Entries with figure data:

.....

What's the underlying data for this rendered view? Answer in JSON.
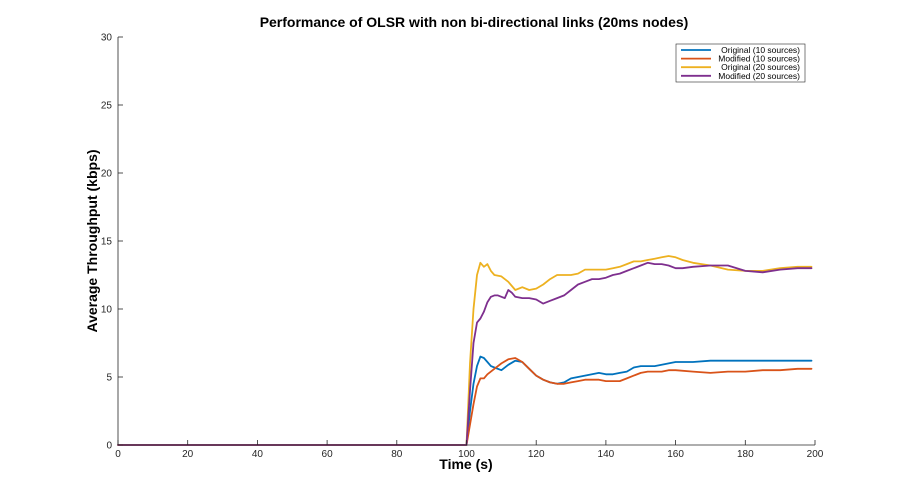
{
  "chart_data": {
    "type": "line",
    "title": "Performance of OLSR with non bi-directional links (20ms nodes)",
    "xlabel": "Time (s)",
    "ylabel": "Average Throughput (kbps)",
    "xlim": [
      0,
      200
    ],
    "ylim": [
      0,
      30
    ],
    "xticks": [
      0,
      20,
      40,
      60,
      80,
      100,
      120,
      140,
      160,
      180,
      200
    ],
    "yticks": [
      0,
      5,
      10,
      15,
      20,
      25,
      30
    ],
    "grid": false,
    "legend_position": "top-right",
    "series": [
      {
        "name": "Original (10 sources)",
        "color": "#0072BD",
        "x": [
          0,
          100,
          101,
          102,
          103,
          104,
          105,
          106,
          107,
          108,
          110,
          112,
          114,
          116,
          118,
          120,
          122,
          124,
          126,
          128,
          130,
          132,
          134,
          136,
          138,
          140,
          142,
          144,
          146,
          148,
          150,
          152,
          154,
          156,
          158,
          160,
          165,
          170,
          175,
          180,
          185,
          190,
          195,
          199
        ],
        "y": [
          0,
          0,
          2.5,
          4.5,
          5.8,
          6.5,
          6.4,
          6.1,
          5.8,
          5.7,
          5.5,
          5.9,
          6.2,
          6.1,
          5.6,
          5.1,
          4.8,
          4.6,
          4.5,
          4.6,
          4.9,
          5.0,
          5.1,
          5.2,
          5.3,
          5.2,
          5.2,
          5.3,
          5.4,
          5.7,
          5.8,
          5.8,
          5.8,
          5.9,
          6.0,
          6.1,
          6.1,
          6.2,
          6.2,
          6.2,
          6.2,
          6.2,
          6.2,
          6.2
        ]
      },
      {
        "name": "Modified (10 sources)",
        "color": "#D95319",
        "x": [
          0,
          100,
          101,
          102,
          103,
          104,
          105,
          106,
          108,
          110,
          112,
          114,
          116,
          118,
          120,
          122,
          124,
          126,
          128,
          130,
          132,
          134,
          136,
          138,
          140,
          142,
          144,
          146,
          148,
          150,
          152,
          154,
          156,
          158,
          160,
          165,
          170,
          175,
          180,
          185,
          190,
          195,
          199
        ],
        "y": [
          0,
          0,
          1.5,
          3.0,
          4.3,
          4.9,
          4.9,
          5.2,
          5.6,
          6.0,
          6.3,
          6.4,
          6.1,
          5.6,
          5.1,
          4.8,
          4.6,
          4.5,
          4.5,
          4.6,
          4.7,
          4.8,
          4.8,
          4.8,
          4.7,
          4.7,
          4.7,
          4.9,
          5.1,
          5.3,
          5.4,
          5.4,
          5.4,
          5.5,
          5.5,
          5.4,
          5.3,
          5.4,
          5.4,
          5.5,
          5.5,
          5.6,
          5.6
        ]
      },
      {
        "name": "Original (20 sources)",
        "color": "#EDB120",
        "x": [
          0,
          100,
          101,
          102,
          103,
          104,
          105,
          106,
          107,
          108,
          110,
          112,
          114,
          116,
          118,
          120,
          122,
          124,
          126,
          128,
          130,
          132,
          134,
          136,
          138,
          140,
          142,
          144,
          146,
          148,
          150,
          152,
          154,
          156,
          158,
          160,
          162,
          165,
          170,
          175,
          180,
          185,
          190,
          195,
          199
        ],
        "y": [
          0,
          0,
          6.0,
          10.0,
          12.5,
          13.4,
          13.1,
          13.3,
          12.8,
          12.5,
          12.4,
          12.0,
          11.4,
          11.6,
          11.4,
          11.5,
          11.8,
          12.2,
          12.5,
          12.5,
          12.5,
          12.6,
          12.9,
          12.9,
          12.9,
          12.9,
          13.0,
          13.1,
          13.3,
          13.5,
          13.5,
          13.6,
          13.7,
          13.8,
          13.9,
          13.8,
          13.6,
          13.4,
          13.2,
          12.9,
          12.8,
          12.8,
          13.0,
          13.1,
          13.1
        ]
      },
      {
        "name": "Modified (20 sources)",
        "color": "#7E2F8E",
        "x": [
          0,
          100,
          101,
          102,
          103,
          104,
          105,
          106,
          107,
          108,
          109,
          110,
          111,
          112,
          113,
          114,
          116,
          118,
          120,
          122,
          124,
          126,
          128,
          130,
          132,
          134,
          136,
          138,
          140,
          142,
          144,
          146,
          148,
          150,
          152,
          154,
          156,
          158,
          160,
          162,
          165,
          170,
          175,
          180,
          185,
          190,
          195,
          199
        ],
        "y": [
          0,
          0,
          4.0,
          7.5,
          9.0,
          9.3,
          9.8,
          10.5,
          10.9,
          11.0,
          11.0,
          10.9,
          10.8,
          11.4,
          11.2,
          10.9,
          10.8,
          10.8,
          10.7,
          10.4,
          10.6,
          10.8,
          11.0,
          11.4,
          11.8,
          12.0,
          12.2,
          12.2,
          12.3,
          12.5,
          12.6,
          12.8,
          13.0,
          13.2,
          13.4,
          13.3,
          13.3,
          13.2,
          13.0,
          13.0,
          13.1,
          13.2,
          13.2,
          12.8,
          12.7,
          12.9,
          13.0,
          13.0
        ]
      }
    ]
  }
}
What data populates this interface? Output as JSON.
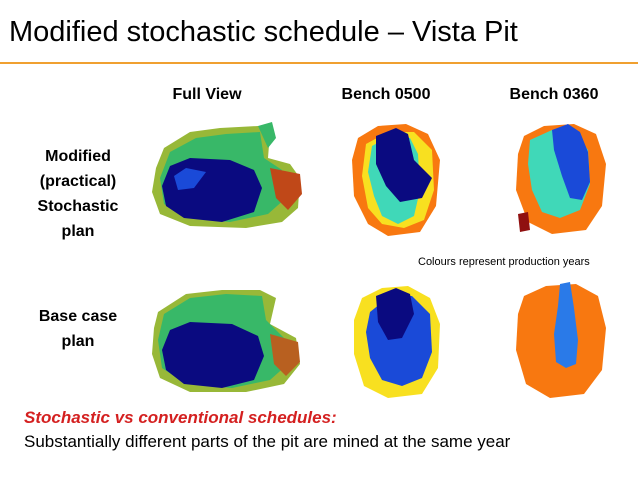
{
  "slide": {
    "title": "Modified stochastic schedule – Vista Pit",
    "accent_color": "#f0a030",
    "columns": [
      "Full View",
      "Bench 0500",
      "Bench 0360"
    ],
    "rows": [
      {
        "lines": [
          "Modified",
          "(practical)",
          "Stochastic",
          "plan"
        ]
      },
      {
        "lines": [
          "Base case",
          "plan"
        ]
      }
    ],
    "note": "Colours represent production years",
    "footer": {
      "emphasis": "Stochastic vs conventional schedules:",
      "emphasis_color": "#d42020",
      "body": "Substantially different parts of the pit are mined at the same year"
    },
    "palette": {
      "navy": "#0a0a80",
      "blue": "#1a4ad8",
      "sky": "#2a7ae8",
      "teal": "#40d8b8",
      "yellow": "#f8e020",
      "orange": "#f87810",
      "darkred": "#901010",
      "green": "#38b868",
      "olive": "#98b838"
    }
  }
}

.....

> _What is asked_
Your task is to repeat exactly the lines from the one containing "What data populates" through the end of the material, both included, and only those, without pictures.

> _Final result_
What data populates this interface? Output as JSON.
{
  "slide": {
    "title": "Modified stochastic schedule – Vista Pit",
    "accent_color": "#f0a030",
    "columns": [
      "Full View",
      "Bench 0500",
      "Bench 0360"
    ],
    "rows": [
      {
        "lines": [
          "Modified",
          "(practical)",
          "Stochastic",
          "plan"
        ]
      },
      {
        "lines": [
          "Base case",
          "plan"
        ]
      }
    ],
    "note": "Colours represent production years",
    "footer": {
      "emphasis": "Stochastic vs conventional schedules:",
      "emphasis_color": "#d42020",
      "body": "Substantially different parts of the pit are mined at the same year"
    },
    "palette": {
      "navy": "#0a0a80",
      "blue": "#1a4ad8",
      "sky": "#2a7ae8",
      "teal": "#40d8b8",
      "yellow": "#f8e020",
      "orange": "#f87810",
      "darkred": "#901010",
      "green": "#38b868",
      "olive": "#98b838"
    }
  }
}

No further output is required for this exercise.